> WHAT TO PRODUCE
Copy out all the records, word for word.

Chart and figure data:

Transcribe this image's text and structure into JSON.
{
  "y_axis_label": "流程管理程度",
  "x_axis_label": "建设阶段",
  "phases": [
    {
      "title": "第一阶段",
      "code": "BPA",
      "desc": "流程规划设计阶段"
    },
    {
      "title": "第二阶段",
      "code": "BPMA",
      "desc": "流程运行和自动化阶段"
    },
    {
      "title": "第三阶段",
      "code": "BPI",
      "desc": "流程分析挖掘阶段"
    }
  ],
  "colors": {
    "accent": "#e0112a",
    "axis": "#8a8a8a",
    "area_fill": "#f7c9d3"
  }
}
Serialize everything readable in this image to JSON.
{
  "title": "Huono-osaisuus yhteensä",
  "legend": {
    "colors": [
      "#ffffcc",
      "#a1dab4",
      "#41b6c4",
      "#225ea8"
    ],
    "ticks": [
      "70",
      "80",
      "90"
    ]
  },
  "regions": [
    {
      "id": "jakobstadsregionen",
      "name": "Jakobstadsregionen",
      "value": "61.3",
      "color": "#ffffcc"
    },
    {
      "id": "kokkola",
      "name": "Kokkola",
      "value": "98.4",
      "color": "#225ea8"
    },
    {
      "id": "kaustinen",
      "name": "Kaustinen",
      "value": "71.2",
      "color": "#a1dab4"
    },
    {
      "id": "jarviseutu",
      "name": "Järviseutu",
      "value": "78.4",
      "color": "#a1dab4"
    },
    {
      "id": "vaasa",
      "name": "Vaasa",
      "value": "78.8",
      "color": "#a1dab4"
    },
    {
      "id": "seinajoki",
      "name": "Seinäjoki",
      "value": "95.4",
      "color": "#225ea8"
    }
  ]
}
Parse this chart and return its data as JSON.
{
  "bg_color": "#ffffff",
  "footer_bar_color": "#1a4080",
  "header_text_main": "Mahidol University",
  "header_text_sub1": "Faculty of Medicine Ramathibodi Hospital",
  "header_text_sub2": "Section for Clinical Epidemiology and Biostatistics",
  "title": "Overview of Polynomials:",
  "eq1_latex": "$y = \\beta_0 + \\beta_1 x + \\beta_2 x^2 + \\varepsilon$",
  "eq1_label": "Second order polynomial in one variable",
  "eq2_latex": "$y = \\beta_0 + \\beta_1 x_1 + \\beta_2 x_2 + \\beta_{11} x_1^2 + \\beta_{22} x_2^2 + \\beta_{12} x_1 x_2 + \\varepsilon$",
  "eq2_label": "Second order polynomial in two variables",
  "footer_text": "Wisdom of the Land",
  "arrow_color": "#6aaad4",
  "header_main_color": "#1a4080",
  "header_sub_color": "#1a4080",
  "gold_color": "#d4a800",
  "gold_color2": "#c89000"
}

> RESPONSE
Transcribe this image's text and structure into JSON.
{
  "y_axis_label": "流程管理程度",
  "x_axis_label": "建设阶段",
  "phases": [
    {
      "title": "第一阶段",
      "code": "BPA",
      "desc": "流程规划设计阶段"
    },
    {
      "title": "第二阶段",
      "code": "BPMA",
      "desc": "流程运行和自动化阶段"
    },
    {
      "title": "第三阶段",
      "code": "BPI",
      "desc": "流程分析挖掘阶段"
    }
  ],
  "colors": {
    "accent": "#e0112a",
    "axis": "#8a8a8a",
    "area_fill": "#f7c9d3"
  }
}
Serialize everything readable in this image to JSON.
{
  "title": "Huono-osaisuus yhteensä",
  "legend": {
    "colors": [
      "#ffffcc",
      "#a1dab4",
      "#41b6c4",
      "#225ea8"
    ],
    "ticks": [
      "70",
      "80",
      "90"
    ]
  },
  "regions": [
    {
      "id": "jakobstadsregionen",
      "name": "Jakobstadsregionen",
      "value": "61.3",
      "color": "#ffffcc"
    },
    {
      "id": "kokkola",
      "name": "Kokkola",
      "value": "98.4",
      "color": "#225ea8"
    },
    {
      "id": "kaustinen",
      "name": "Kaustinen",
      "value": "71.2",
      "color": "#a1dab4"
    },
    {
      "id": "jarviseutu",
      "name": "Järviseutu",
      "value": "78.4",
      "color": "#a1dab4"
    },
    {
      "id": "vaasa",
      "name": "Vaasa",
      "value": "78.8",
      "color": "#a1dab4"
    },
    {
      "id": "seinajoki",
      "name": "Seinäjoki",
      "value": "95.4",
      "color": "#225ea8"
    }
  ]
}
Parse this chart and return its data as JSON.
{
  "bg_color": "#ffffff",
  "footer_bar_color": "#1a4080",
  "header_text_main": "Mahidol University",
  "header_text_sub1": "Faculty of Medicine Ramathibodi Hospital",
  "header_text_sub2": "Section for Clinical Epidemiology and Biostatistics",
  "title": "Overview of Polynomials:",
  "eq1_latex": "$y = \\beta_0 + \\beta_1 x + \\beta_2 x^2 + \\varepsilon$",
  "eq1_label": "Second order polynomial in one variable",
  "eq2_latex": "$y = \\beta_0 + \\beta_1 x_1 + \\beta_2 x_2 + \\beta_{11} x_1^2 + \\beta_{22} x_2^2 + \\beta_{12} x_1 x_2 + \\varepsilon$",
  "eq2_label": "Second order polynomial in two variables",
  "footer_text": "Wisdom of the Land",
  "arrow_color": "#6aaad4",
  "header_main_color": "#1a4080",
  "header_sub_color": "#1a4080",
  "gold_color": "#d4a800",
  "gold_color2": "#c89000"
}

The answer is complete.